Instructions for the task
Output each entry that follows exactly. Images stay out.

Recorded information
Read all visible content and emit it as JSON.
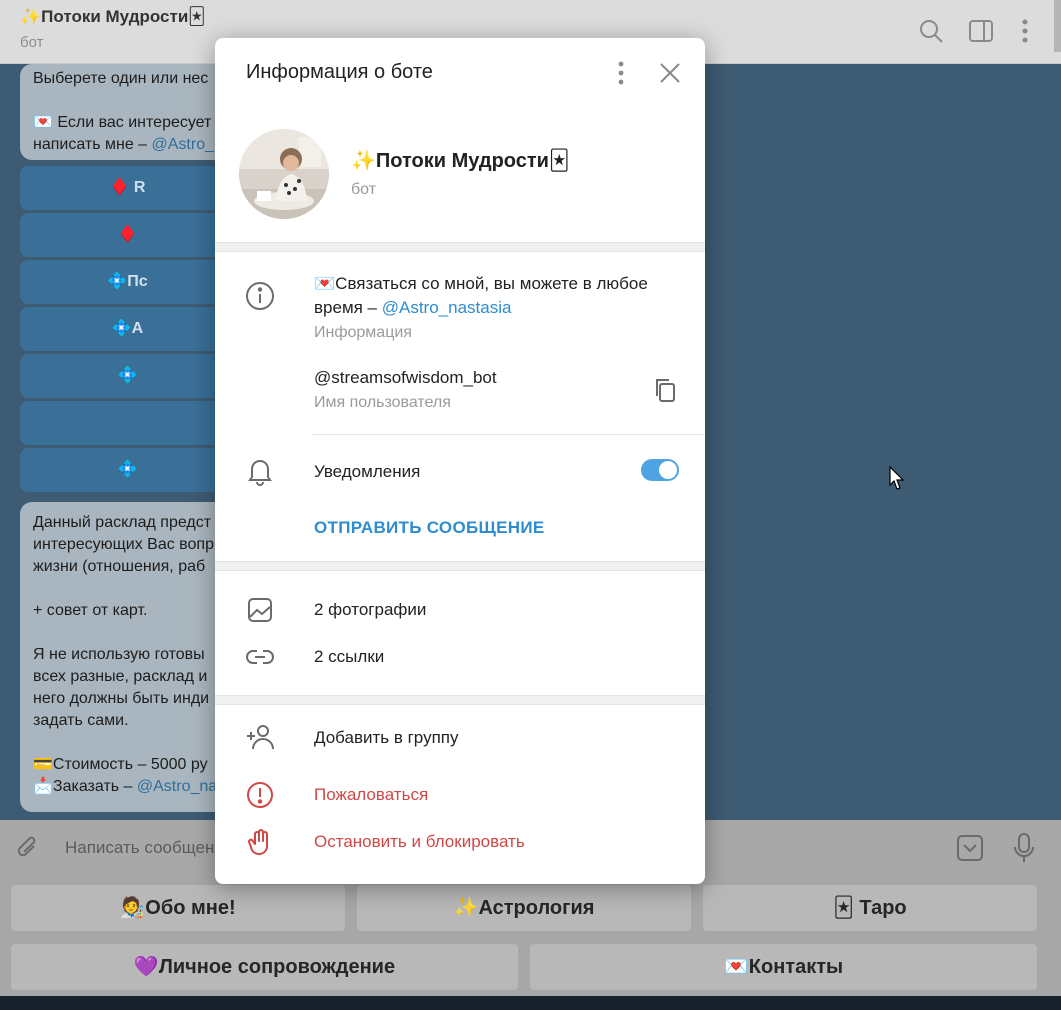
{
  "header": {
    "title": "✨Потоки Мудрости🃏",
    "subtitle": "бот"
  },
  "chat": {
    "message1_lines": [
      "Выберете один или нес",
      "",
      "💌 Если вас интересует",
      "написать мне – "
    ],
    "message1_mention": "@Astro_",
    "buttons": [
      "♦️ R",
      "♦️",
      "💠Пс",
      "💠А",
      "💠",
      "",
      "💠"
    ],
    "message2_lines": [
      "Данный расклад предст",
      "интересующих Вас вопр",
      "жизни (отношения, раб",
      "",
      "+ совет от карт.",
      "",
      "Я не использую готовы",
      "всех разные, расклад и",
      "него должны быть инди",
      "задать сами.",
      "",
      "💳Стоимость – 5000 ру",
      "📩Заказать – "
    ],
    "message2_mention": "@Astro_na"
  },
  "compose": {
    "placeholder": "Написать сообщен"
  },
  "keyboard": {
    "row1": [
      "🧑‍🎨Обо мне!",
      "✨Астрология",
      "🃏 Таро"
    ],
    "row2": [
      "💜Личное сопровождение",
      "💌Контакты"
    ]
  },
  "dialog": {
    "title": "Информация о боте",
    "bot_name": "✨Потоки Мудрости🃏",
    "bot_type": "бот",
    "info_text": "💌Связаться со мной, вы можете в любое время – ",
    "info_mention": "@Astro_nastasia",
    "info_label": "Информация",
    "username": "@streamsofwisdom_bot",
    "username_label": "Имя пользователя",
    "notifications_label": "Уведомления",
    "notifications_on": true,
    "send_message": "ОТПРАВИТЬ СООБЩЕНИЕ",
    "media": {
      "photos": "2 фотографии",
      "links": "2 ссылки"
    },
    "actions": {
      "add_to_group": "Добавить в группу",
      "report": "Пожаловаться",
      "block": "Остановить и блокировать"
    }
  },
  "colors": {
    "accent": "#2e8ccf",
    "danger": "#d14747",
    "toggle": "#4ea3e2"
  }
}
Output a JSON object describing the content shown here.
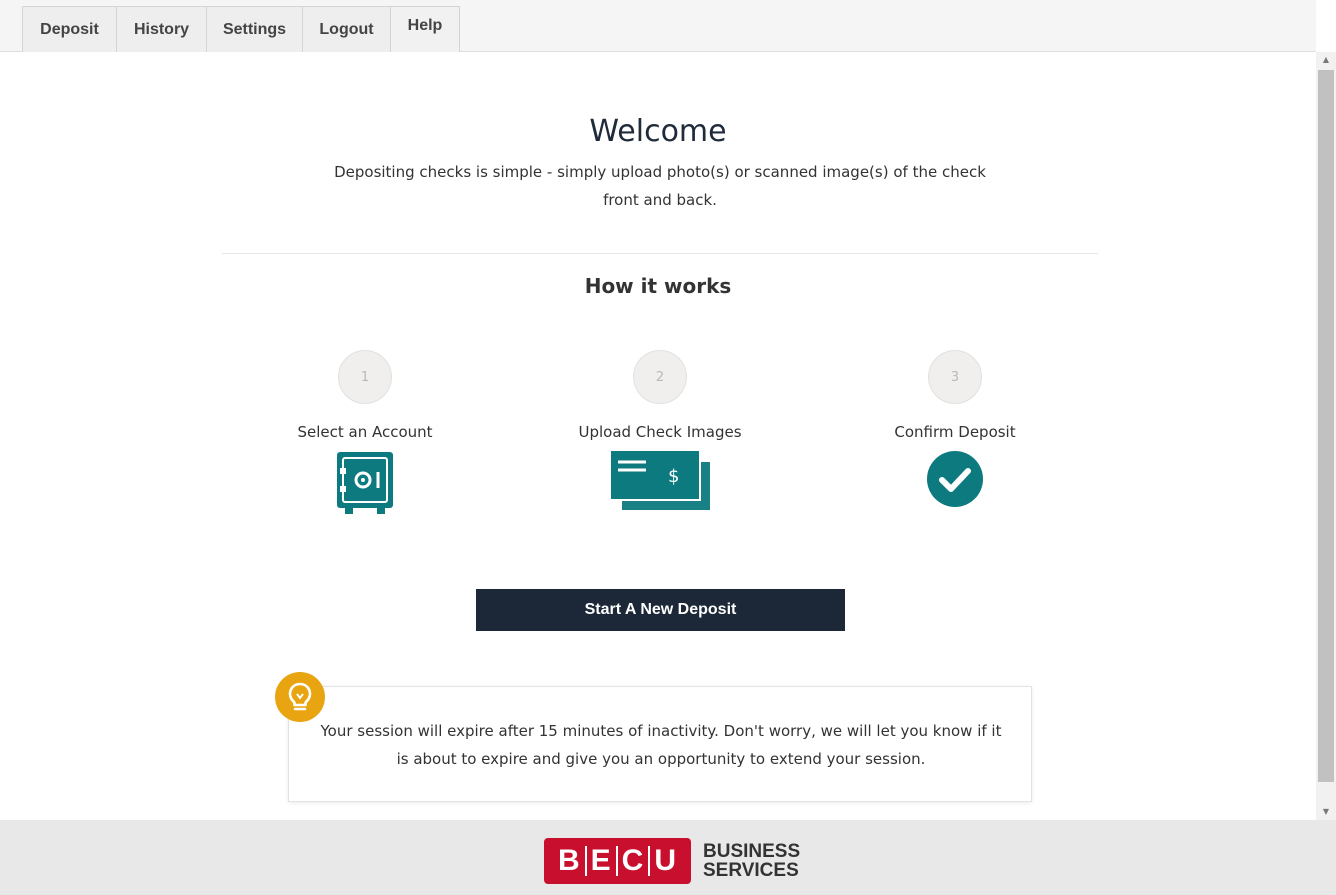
{
  "nav": {
    "tabs": [
      {
        "label": "Deposit"
      },
      {
        "label": "History"
      },
      {
        "label": "Settings"
      },
      {
        "label": "Logout"
      },
      {
        "label": "Help"
      }
    ]
  },
  "welcome": {
    "title": "Welcome",
    "text": "Depositing checks is simple - simply upload photo(s) or scanned image(s) of the check front and back."
  },
  "how_it_works": {
    "title": "How it works",
    "steps": [
      {
        "number": "1",
        "label": "Select an Account",
        "icon": "safe-icon"
      },
      {
        "number": "2",
        "label": "Upload Check Images",
        "icon": "check-images-icon"
      },
      {
        "number": "3",
        "label": "Confirm Deposit",
        "icon": "checkmark-circle-icon"
      }
    ]
  },
  "actions": {
    "start_label": "Start A New Deposit"
  },
  "info": {
    "icon": "lightbulb-icon",
    "text": "Your session will expire after 15 minutes of inactivity. Don't worry, we will let you know if it is about to expire and give you an opportunity to extend your session."
  },
  "footer": {
    "logo_letters": [
      "B",
      "E",
      "C",
      "U"
    ],
    "logo_line1": "BUSINESS",
    "logo_line2": "SERVICES"
  },
  "colors": {
    "accent_teal": "#0d7a80",
    "button_dark": "#1c2838",
    "bulb_yellow": "#e8a511",
    "brand_red": "#c8102e"
  }
}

Answer to this exercise
Read all visible content and emit it as JSON.
{
  "header": {
    "title": "✨Потоки Мудрости🃏",
    "subtitle": "бот"
  },
  "chat": {
    "message1_lines": [
      "Выберете один или нес",
      "",
      "💌 Если вас интересует",
      "написать мне – "
    ],
    "message1_mention": "@Astro_",
    "buttons": [
      "♦️ R",
      "♦️",
      "💠Пс",
      "💠А",
      "💠",
      "",
      "💠"
    ],
    "message2_lines": [
      "Данный расклад предст",
      "интересующих Вас вопр",
      "жизни (отношения, раб",
      "",
      "+ совет от карт.",
      "",
      "Я не использую готовы",
      "всех разные, расклад и",
      "него должны быть инди",
      "задать сами.",
      "",
      "💳Стоимость – 5000 ру",
      "📩Заказать – "
    ],
    "message2_mention": "@Astro_na"
  },
  "compose": {
    "placeholder": "Написать сообщен"
  },
  "keyboard": {
    "row1": [
      "🧑‍🎨Обо мне!",
      "✨Астрология",
      "🃏 Таро"
    ],
    "row2": [
      "💜Личное сопровождение",
      "💌Контакты"
    ]
  },
  "dialog": {
    "title": "Информация о боте",
    "bot_name": "✨Потоки Мудрости🃏",
    "bot_type": "бот",
    "info_text": "💌Связаться со мной, вы можете в любое время – ",
    "info_mention": "@Astro_nastasia",
    "info_label": "Информация",
    "username": "@streamsofwisdom_bot",
    "username_label": "Имя пользователя",
    "notifications_label": "Уведомления",
    "notifications_on": true,
    "send_message": "ОТПРАВИТЬ СООБЩЕНИЕ",
    "media": {
      "photos": "2 фотографии",
      "links": "2 ссылки"
    },
    "actions": {
      "add_to_group": "Добавить в группу",
      "report": "Пожаловаться",
      "block": "Остановить и блокировать"
    }
  },
  "colors": {
    "accent": "#2e8ccf",
    "danger": "#d14747",
    "toggle": "#4ea3e2"
  }
}
Output a JSON object describing the content shown here.
{
  "nav": {
    "tabs": [
      {
        "label": "Deposit"
      },
      {
        "label": "History"
      },
      {
        "label": "Settings"
      },
      {
        "label": "Logout"
      },
      {
        "label": "Help"
      }
    ]
  },
  "welcome": {
    "title": "Welcome",
    "text": "Depositing checks is simple - simply upload photo(s) or scanned image(s) of the check front and back."
  },
  "how_it_works": {
    "title": "How it works",
    "steps": [
      {
        "number": "1",
        "label": "Select an Account",
        "icon": "safe-icon"
      },
      {
        "number": "2",
        "label": "Upload Check Images",
        "icon": "check-images-icon"
      },
      {
        "number": "3",
        "label": "Confirm Deposit",
        "icon": "checkmark-circle-icon"
      }
    ]
  },
  "actions": {
    "start_label": "Start A New Deposit"
  },
  "info": {
    "icon": "lightbulb-icon",
    "text": "Your session will expire after 15 minutes of inactivity. Don't worry, we will let you know if it is about to expire and give you an opportunity to extend your session."
  },
  "footer": {
    "logo_letters": [
      "B",
      "E",
      "C",
      "U"
    ],
    "logo_line1": "BUSINESS",
    "logo_line2": "SERVICES"
  },
  "colors": {
    "accent_teal": "#0d7a80",
    "button_dark": "#1c2838",
    "bulb_yellow": "#e8a511",
    "brand_red": "#c8102e"
  }
}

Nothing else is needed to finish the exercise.